TO BE DONE: Give nothing except the number of lines containing the word "this".

DATASET EXCERPTS:
_ _ _ _ _

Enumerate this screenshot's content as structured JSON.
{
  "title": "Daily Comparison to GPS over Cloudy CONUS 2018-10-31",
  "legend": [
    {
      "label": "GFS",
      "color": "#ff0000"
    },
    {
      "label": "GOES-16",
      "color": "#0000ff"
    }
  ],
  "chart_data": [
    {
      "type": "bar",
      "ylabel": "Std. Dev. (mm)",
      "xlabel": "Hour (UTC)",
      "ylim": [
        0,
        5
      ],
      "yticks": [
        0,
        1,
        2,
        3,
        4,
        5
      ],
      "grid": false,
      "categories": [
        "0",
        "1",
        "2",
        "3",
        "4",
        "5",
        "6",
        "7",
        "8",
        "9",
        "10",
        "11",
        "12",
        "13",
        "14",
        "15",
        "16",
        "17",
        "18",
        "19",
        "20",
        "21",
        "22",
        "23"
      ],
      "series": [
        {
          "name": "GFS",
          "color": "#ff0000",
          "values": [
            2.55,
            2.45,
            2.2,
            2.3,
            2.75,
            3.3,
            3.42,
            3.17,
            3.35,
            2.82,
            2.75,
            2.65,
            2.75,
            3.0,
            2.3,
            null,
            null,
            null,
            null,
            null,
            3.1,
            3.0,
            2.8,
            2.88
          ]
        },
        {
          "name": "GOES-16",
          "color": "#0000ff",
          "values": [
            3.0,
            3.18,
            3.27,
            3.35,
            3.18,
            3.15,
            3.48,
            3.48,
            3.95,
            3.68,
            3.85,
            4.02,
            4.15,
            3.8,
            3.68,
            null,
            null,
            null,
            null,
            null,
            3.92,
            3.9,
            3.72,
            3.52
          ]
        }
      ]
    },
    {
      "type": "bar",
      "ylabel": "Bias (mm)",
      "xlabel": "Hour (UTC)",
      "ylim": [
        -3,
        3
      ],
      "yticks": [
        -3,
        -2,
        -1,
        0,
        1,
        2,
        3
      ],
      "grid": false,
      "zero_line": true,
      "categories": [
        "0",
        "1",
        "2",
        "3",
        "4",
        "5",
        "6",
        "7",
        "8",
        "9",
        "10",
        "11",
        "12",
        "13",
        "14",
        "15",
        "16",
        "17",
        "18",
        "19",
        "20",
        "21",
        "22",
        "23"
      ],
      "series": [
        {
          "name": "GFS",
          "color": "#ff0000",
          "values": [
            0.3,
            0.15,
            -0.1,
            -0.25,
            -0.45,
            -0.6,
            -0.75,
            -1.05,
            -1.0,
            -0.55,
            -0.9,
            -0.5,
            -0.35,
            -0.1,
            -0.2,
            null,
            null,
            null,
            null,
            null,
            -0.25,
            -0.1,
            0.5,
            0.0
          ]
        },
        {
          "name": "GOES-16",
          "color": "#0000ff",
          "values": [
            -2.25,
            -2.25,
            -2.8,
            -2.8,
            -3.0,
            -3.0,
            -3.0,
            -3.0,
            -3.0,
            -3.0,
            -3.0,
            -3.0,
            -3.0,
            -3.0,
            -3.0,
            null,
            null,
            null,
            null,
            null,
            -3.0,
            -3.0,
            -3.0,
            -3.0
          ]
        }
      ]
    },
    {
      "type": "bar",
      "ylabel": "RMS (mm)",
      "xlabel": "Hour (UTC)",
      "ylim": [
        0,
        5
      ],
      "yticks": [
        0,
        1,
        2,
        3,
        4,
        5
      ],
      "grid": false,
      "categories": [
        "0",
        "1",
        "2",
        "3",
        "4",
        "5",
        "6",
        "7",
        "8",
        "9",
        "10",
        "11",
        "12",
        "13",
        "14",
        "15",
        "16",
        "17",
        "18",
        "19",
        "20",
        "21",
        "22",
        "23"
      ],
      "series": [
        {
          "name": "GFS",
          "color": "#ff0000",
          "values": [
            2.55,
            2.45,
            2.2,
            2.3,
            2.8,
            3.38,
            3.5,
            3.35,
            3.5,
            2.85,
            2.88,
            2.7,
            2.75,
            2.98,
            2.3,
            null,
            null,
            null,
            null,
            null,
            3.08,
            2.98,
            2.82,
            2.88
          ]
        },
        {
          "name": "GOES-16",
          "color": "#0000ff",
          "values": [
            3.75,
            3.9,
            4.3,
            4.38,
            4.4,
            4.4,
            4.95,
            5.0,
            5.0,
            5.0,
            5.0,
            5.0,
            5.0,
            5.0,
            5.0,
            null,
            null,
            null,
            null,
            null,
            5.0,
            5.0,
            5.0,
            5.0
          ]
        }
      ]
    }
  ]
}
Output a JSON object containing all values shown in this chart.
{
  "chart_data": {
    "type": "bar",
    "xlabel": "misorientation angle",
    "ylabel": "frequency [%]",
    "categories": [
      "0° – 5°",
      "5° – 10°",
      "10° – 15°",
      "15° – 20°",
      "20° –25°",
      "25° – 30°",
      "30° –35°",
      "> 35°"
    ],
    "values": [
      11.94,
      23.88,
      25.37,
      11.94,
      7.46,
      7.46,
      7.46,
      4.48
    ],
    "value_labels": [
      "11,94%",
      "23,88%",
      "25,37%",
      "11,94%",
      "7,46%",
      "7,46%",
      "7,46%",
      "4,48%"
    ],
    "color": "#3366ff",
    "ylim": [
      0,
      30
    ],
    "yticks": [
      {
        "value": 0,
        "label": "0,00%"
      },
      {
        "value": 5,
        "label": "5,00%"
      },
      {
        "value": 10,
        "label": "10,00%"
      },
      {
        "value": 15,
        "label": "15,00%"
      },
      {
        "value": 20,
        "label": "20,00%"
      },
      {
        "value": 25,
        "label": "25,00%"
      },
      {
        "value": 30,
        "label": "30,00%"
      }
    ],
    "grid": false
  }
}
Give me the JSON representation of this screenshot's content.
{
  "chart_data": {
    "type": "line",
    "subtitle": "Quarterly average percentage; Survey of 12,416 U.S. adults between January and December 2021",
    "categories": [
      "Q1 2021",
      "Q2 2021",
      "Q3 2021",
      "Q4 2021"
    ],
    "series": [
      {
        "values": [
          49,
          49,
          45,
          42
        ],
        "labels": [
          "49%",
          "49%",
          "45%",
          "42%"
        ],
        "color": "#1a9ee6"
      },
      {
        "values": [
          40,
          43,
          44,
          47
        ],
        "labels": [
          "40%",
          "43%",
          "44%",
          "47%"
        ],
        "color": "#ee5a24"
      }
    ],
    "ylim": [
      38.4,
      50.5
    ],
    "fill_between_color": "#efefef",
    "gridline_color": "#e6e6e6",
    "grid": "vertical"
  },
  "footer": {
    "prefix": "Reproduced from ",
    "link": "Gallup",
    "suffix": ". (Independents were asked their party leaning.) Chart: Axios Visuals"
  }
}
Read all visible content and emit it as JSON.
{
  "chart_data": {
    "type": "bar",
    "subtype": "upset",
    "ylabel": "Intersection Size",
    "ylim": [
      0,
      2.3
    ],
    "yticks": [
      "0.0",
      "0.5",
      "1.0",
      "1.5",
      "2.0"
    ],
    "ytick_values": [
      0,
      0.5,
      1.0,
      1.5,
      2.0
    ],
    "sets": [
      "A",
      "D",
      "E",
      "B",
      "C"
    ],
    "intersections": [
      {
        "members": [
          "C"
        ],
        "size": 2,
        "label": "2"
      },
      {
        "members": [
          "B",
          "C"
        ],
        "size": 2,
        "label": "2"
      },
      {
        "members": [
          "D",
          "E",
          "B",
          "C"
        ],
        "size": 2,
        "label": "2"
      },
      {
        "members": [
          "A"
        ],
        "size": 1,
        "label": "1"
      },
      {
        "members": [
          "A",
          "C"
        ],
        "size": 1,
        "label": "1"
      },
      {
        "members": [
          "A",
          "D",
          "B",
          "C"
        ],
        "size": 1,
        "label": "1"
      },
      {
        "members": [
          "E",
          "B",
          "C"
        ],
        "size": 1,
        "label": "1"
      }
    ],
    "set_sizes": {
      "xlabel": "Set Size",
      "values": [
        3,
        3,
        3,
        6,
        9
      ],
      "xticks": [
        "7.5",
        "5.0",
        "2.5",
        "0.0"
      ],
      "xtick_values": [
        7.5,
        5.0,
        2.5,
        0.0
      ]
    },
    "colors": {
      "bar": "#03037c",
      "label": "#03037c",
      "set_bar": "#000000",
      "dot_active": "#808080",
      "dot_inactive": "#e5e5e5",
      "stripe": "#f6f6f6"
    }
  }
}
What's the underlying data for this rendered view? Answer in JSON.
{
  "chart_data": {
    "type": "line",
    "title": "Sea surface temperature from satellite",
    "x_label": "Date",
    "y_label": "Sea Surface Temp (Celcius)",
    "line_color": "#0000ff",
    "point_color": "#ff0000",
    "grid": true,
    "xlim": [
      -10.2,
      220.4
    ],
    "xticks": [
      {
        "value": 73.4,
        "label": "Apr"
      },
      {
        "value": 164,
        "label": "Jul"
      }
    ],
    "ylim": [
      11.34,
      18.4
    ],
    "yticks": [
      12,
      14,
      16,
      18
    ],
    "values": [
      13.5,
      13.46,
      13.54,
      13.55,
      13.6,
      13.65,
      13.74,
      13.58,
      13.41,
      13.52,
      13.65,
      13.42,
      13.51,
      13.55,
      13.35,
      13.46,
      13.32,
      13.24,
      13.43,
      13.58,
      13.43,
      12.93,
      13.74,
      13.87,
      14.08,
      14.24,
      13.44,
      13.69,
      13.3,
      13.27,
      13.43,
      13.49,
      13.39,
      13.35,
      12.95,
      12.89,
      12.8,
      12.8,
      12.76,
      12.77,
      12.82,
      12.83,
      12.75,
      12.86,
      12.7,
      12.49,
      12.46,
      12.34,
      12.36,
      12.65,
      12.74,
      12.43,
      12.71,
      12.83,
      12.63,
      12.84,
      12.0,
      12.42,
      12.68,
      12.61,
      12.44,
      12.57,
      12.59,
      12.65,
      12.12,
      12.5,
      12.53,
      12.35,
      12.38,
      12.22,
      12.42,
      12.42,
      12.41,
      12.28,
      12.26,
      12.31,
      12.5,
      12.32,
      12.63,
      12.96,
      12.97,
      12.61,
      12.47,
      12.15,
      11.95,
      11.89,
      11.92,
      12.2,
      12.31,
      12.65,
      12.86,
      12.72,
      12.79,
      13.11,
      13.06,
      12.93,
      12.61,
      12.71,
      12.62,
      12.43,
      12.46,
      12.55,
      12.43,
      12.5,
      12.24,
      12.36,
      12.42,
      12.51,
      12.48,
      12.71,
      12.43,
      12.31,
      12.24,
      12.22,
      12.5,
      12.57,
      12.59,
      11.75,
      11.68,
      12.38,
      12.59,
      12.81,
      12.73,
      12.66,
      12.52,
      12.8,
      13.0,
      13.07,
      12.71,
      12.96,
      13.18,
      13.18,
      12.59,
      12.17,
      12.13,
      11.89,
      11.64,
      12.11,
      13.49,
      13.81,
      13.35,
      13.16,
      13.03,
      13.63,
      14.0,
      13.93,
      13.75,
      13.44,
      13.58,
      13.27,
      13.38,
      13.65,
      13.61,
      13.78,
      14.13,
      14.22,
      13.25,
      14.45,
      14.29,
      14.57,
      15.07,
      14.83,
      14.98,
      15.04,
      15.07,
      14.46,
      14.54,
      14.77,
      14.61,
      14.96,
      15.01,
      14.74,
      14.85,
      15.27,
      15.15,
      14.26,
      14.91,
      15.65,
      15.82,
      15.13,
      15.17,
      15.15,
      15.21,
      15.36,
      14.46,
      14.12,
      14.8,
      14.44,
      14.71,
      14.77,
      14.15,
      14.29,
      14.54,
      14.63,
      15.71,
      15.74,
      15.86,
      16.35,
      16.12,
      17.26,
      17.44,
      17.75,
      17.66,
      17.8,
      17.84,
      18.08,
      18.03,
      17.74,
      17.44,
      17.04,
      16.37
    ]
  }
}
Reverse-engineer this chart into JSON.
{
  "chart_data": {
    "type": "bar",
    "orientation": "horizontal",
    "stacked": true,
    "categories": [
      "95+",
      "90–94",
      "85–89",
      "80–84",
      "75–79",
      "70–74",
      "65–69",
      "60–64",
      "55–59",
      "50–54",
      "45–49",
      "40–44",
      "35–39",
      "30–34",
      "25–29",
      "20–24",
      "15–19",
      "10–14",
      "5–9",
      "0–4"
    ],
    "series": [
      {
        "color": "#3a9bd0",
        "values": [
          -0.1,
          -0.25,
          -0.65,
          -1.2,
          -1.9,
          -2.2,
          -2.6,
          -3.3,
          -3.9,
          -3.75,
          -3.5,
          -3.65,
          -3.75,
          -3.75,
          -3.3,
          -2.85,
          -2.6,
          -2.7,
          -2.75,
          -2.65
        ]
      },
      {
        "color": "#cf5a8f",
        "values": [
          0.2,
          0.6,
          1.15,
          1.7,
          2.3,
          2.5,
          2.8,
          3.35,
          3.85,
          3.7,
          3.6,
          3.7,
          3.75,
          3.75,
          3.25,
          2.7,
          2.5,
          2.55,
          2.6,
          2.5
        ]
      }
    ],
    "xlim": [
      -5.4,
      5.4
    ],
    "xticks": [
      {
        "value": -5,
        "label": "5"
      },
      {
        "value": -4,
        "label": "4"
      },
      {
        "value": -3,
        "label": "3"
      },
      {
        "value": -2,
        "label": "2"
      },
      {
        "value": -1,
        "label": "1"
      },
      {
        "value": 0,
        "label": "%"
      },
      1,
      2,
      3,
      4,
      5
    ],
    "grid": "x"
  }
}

_ _ _ _ _

EXERCISE RESULT: 5